AIM OF THE TASK:
Look through the lines and report how many include the word "영문증명서", giving nothing but the number.

====================

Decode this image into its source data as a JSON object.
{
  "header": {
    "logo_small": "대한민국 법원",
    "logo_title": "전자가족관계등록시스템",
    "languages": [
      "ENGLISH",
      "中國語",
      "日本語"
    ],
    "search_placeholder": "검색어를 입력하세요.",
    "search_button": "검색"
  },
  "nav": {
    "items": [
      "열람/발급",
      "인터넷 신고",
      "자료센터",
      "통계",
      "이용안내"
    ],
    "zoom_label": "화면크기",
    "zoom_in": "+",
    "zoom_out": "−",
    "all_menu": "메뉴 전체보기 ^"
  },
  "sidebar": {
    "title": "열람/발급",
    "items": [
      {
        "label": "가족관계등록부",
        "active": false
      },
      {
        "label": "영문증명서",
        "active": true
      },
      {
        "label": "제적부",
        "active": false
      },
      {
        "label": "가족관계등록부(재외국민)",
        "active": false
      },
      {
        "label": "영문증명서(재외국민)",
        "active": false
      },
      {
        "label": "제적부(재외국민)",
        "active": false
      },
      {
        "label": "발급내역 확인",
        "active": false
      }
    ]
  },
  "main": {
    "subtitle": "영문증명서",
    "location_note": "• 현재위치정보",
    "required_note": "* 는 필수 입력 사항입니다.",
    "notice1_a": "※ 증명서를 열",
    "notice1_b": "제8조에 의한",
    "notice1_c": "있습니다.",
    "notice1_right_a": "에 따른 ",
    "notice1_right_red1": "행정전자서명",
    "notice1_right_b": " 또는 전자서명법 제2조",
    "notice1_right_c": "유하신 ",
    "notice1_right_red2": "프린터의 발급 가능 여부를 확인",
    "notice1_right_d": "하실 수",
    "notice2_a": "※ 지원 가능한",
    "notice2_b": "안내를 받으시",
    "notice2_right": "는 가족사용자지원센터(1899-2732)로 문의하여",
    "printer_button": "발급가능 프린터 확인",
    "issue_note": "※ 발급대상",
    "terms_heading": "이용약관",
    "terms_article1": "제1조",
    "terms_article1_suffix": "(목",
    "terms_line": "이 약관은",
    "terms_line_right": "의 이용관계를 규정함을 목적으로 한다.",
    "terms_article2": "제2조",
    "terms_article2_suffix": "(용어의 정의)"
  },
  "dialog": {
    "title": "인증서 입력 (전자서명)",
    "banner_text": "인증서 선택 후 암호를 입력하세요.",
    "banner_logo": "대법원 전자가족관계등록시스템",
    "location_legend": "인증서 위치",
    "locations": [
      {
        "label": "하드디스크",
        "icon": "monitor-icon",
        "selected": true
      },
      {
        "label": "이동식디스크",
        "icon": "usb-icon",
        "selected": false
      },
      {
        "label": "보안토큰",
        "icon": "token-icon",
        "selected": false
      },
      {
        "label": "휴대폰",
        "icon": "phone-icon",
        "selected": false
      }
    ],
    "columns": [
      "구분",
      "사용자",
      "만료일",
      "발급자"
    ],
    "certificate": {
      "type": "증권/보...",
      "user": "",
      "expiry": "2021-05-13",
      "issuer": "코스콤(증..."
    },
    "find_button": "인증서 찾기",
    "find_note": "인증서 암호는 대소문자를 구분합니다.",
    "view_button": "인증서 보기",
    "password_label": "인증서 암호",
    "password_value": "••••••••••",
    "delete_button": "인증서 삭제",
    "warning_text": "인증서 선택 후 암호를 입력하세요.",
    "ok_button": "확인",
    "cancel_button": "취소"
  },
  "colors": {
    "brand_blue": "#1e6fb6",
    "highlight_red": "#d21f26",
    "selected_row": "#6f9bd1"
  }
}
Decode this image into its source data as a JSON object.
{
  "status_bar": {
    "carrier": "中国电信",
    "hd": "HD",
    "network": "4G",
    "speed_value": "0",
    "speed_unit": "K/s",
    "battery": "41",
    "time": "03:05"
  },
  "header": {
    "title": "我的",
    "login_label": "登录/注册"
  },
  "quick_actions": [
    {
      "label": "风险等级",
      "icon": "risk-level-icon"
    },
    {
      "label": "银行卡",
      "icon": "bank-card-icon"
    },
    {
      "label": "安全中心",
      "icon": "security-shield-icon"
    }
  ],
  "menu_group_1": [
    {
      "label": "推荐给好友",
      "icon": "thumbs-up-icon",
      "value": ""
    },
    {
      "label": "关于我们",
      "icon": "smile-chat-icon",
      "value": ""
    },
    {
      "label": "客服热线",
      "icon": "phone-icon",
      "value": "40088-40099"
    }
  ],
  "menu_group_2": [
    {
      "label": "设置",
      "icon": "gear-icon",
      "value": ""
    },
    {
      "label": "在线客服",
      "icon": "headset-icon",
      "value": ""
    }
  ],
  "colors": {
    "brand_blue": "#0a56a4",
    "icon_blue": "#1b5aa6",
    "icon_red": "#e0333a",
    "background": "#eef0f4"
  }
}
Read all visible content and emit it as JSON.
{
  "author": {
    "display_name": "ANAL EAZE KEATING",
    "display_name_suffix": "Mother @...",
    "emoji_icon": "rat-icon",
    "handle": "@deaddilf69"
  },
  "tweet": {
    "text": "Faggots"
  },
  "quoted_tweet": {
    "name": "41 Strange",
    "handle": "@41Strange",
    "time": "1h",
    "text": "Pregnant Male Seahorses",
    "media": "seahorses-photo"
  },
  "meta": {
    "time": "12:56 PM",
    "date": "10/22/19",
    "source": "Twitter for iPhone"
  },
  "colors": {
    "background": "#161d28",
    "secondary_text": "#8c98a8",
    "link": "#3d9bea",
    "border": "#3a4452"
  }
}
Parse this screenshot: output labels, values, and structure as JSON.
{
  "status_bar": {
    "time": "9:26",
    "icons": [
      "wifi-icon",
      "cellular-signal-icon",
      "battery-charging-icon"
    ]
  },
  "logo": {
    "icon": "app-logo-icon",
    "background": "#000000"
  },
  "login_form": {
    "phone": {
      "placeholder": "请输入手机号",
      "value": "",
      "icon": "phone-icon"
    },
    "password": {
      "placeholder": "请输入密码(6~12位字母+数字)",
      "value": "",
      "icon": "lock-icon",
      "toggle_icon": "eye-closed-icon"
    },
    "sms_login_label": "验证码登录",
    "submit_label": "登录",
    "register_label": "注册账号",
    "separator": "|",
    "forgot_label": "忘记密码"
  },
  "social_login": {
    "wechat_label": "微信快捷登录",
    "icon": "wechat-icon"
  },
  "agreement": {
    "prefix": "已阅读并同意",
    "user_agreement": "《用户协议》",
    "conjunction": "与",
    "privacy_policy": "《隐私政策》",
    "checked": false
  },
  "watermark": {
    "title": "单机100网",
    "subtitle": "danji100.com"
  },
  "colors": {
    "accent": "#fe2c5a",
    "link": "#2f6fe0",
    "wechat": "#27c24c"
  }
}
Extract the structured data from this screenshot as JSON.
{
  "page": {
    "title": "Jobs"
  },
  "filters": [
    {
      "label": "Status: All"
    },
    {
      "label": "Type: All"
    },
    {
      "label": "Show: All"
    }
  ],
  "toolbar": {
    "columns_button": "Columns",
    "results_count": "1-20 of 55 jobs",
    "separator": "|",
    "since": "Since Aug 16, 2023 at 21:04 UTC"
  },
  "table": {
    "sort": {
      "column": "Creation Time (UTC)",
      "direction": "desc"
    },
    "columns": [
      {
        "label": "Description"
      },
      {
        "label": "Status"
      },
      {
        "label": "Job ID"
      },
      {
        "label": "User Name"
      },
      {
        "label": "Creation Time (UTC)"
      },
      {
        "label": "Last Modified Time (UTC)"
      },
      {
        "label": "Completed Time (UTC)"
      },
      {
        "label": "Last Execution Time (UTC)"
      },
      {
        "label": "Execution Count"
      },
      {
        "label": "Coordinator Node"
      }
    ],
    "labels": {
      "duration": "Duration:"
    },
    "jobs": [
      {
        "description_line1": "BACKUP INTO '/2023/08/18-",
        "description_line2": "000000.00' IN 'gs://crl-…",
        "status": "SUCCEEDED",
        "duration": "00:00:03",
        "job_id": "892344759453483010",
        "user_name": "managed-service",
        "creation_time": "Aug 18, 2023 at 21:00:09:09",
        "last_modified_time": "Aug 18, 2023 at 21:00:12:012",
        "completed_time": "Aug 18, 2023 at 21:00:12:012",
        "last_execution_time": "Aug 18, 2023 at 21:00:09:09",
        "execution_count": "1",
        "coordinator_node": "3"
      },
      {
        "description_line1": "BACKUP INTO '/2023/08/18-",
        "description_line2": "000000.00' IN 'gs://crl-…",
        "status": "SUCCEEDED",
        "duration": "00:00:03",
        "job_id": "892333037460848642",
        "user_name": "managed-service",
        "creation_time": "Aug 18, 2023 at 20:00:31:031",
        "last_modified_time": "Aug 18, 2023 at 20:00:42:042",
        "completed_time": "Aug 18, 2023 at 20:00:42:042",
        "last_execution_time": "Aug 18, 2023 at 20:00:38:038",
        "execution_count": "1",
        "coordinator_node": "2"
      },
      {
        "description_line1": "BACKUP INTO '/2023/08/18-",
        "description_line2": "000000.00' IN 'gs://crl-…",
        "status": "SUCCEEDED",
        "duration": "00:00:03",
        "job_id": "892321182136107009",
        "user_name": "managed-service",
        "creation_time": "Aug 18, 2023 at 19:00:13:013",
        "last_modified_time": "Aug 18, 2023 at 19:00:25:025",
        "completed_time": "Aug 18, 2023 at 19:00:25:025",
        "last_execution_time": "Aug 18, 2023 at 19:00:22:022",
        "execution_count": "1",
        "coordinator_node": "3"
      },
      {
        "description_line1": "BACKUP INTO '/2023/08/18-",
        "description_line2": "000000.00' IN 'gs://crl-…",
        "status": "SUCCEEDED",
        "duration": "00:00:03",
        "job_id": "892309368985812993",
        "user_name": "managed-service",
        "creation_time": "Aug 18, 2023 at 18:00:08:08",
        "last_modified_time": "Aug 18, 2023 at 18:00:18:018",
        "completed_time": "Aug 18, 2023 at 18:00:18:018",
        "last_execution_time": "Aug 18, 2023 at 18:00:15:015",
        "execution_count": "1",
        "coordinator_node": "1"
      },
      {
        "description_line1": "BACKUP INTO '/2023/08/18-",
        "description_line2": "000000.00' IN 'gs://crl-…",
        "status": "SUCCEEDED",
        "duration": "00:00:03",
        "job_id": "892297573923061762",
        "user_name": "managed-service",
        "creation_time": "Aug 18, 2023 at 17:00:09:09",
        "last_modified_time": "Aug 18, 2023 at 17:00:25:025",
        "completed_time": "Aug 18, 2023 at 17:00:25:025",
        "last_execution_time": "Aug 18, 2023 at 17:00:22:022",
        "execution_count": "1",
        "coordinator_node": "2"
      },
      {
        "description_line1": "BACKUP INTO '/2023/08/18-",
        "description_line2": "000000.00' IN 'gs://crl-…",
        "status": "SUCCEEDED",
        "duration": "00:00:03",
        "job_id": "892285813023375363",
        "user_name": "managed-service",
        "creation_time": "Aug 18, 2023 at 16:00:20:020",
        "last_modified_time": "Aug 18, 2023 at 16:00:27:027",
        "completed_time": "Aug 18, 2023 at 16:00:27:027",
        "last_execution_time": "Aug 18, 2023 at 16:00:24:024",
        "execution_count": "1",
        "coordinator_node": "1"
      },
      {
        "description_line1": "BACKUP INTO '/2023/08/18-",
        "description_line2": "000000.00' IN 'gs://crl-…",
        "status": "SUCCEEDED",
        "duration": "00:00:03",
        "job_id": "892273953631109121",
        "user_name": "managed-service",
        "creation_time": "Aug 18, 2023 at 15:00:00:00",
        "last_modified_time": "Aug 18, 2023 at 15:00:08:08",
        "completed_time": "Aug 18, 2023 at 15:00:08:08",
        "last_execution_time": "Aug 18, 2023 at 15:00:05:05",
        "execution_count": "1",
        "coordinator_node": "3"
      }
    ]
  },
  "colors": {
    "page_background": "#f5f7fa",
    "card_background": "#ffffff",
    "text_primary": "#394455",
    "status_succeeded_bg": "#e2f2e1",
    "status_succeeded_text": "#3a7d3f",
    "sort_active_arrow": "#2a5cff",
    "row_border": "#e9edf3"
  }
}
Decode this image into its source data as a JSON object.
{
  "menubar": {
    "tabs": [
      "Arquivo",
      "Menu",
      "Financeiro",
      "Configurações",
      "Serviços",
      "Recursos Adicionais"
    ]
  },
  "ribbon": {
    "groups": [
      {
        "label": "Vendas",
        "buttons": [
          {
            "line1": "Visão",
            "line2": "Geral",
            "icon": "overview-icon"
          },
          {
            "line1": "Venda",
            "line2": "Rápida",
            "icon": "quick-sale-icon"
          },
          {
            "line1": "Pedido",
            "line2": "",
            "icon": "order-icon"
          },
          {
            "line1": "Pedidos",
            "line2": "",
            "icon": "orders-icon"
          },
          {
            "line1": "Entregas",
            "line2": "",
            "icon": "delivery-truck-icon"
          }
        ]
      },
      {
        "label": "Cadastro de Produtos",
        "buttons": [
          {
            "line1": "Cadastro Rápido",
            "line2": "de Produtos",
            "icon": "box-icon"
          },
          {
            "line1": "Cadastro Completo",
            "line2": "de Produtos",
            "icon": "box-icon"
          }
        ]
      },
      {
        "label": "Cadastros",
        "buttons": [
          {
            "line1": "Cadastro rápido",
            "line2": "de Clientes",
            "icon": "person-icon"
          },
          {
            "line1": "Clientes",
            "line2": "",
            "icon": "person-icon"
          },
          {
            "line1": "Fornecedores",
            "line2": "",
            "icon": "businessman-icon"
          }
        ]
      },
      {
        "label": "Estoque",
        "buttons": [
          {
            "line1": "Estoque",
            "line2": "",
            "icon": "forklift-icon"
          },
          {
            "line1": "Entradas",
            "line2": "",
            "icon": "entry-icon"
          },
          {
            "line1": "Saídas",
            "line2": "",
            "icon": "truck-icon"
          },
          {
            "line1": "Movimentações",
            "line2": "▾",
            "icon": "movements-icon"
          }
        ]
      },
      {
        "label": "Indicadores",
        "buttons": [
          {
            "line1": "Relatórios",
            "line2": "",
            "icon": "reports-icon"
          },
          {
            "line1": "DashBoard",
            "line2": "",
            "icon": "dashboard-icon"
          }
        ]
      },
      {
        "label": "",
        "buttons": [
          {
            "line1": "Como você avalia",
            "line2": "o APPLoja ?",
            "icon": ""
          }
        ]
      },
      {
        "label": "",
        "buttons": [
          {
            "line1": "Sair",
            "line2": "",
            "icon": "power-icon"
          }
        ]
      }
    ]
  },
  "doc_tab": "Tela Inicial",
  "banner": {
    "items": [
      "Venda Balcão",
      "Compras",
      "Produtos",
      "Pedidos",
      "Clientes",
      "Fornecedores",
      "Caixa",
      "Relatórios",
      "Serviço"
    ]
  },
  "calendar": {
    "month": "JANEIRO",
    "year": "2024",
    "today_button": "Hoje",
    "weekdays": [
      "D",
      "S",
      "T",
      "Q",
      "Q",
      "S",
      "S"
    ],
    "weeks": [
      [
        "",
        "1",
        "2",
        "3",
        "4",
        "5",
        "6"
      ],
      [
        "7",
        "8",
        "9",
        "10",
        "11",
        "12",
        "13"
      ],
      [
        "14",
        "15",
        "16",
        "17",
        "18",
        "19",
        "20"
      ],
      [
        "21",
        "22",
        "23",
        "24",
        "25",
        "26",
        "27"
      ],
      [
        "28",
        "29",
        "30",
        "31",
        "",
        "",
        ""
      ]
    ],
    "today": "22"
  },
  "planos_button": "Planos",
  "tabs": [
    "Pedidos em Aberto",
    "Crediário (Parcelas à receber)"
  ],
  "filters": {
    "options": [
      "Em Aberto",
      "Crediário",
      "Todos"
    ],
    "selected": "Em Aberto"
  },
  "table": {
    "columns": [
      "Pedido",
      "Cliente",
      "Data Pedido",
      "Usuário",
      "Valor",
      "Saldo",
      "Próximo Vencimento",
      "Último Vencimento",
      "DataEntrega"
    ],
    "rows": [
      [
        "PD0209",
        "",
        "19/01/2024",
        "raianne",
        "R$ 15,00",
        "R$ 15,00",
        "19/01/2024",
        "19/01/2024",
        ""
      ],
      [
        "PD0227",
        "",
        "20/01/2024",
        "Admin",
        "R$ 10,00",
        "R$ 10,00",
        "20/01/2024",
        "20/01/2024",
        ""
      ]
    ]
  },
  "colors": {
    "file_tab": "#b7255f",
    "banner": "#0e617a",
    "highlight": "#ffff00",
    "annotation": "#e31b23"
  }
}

====================

WRITTEN RESPONSE:
3